» Dataset entries

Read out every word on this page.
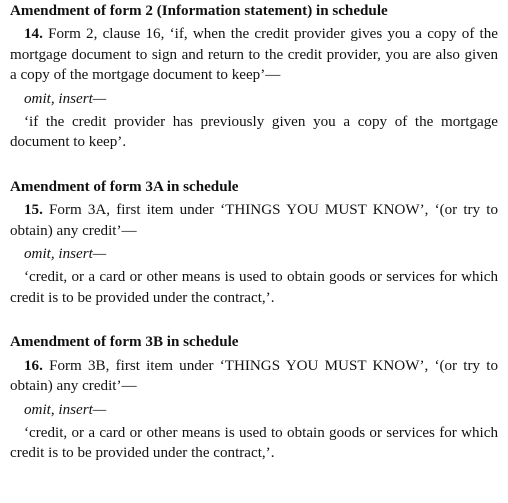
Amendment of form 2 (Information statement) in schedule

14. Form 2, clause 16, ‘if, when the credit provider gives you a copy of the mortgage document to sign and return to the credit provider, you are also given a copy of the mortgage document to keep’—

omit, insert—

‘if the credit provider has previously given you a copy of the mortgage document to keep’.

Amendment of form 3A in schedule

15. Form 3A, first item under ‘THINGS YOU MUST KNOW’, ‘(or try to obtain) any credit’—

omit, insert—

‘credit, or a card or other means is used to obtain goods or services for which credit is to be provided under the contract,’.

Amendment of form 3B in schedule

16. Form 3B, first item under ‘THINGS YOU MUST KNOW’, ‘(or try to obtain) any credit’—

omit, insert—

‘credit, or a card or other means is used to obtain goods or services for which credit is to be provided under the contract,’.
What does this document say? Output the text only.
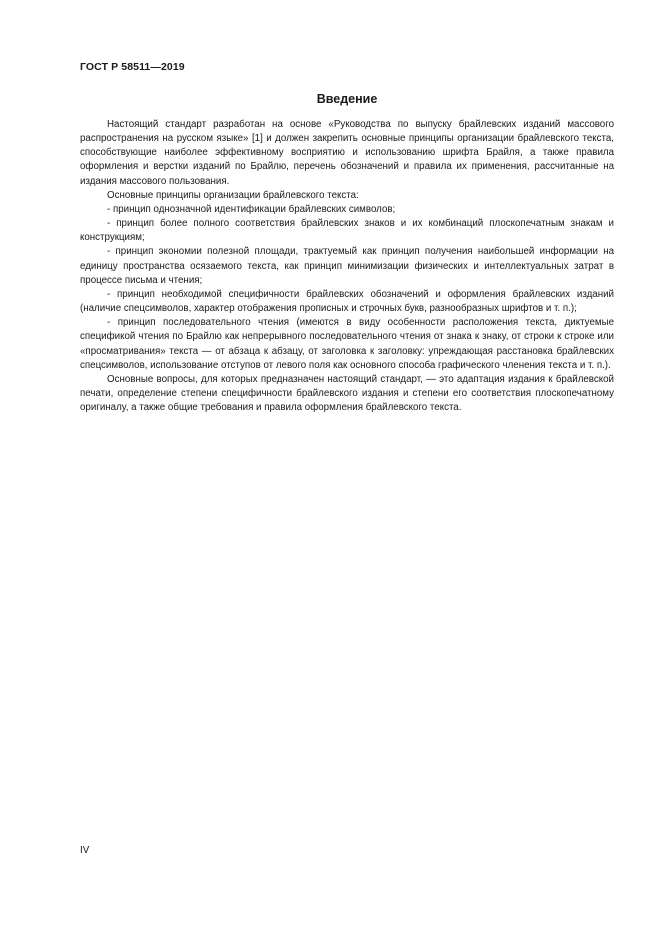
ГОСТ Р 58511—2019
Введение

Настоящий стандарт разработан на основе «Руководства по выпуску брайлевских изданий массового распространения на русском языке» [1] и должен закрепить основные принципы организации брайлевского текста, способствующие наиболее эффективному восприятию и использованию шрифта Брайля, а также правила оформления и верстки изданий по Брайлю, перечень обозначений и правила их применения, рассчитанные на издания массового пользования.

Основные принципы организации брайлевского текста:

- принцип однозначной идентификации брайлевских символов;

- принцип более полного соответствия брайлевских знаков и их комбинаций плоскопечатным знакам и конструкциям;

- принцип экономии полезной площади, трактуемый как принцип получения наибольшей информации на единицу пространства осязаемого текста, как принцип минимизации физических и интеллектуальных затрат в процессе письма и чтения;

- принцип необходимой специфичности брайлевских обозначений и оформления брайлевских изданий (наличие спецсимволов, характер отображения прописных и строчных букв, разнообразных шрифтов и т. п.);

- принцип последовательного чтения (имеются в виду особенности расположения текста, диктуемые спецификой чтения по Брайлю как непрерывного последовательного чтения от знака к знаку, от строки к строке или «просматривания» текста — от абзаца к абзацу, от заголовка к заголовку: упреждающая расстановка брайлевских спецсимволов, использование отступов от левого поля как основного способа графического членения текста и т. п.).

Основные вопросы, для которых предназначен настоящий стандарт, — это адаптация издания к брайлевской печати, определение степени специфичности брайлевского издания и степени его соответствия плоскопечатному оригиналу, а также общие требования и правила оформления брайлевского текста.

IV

» Task prompt
Copy each line that contains the word "obtain".

» Final result
15. Form 3A, first item under ‘THINGS YOU MUST KNOW’, ‘(or try to obtain) any credit’—
‘credit, or a card or other means is used to obtain goods or services for which credit is to be provided under the contract,’.
16. Form 3B, first item under ‘THINGS YOU MUST KNOW’, ‘(or try to obtain) any credit’—
‘credit, or a card or other means is used to obtain goods or services for which credit is to be provided under the contract,’.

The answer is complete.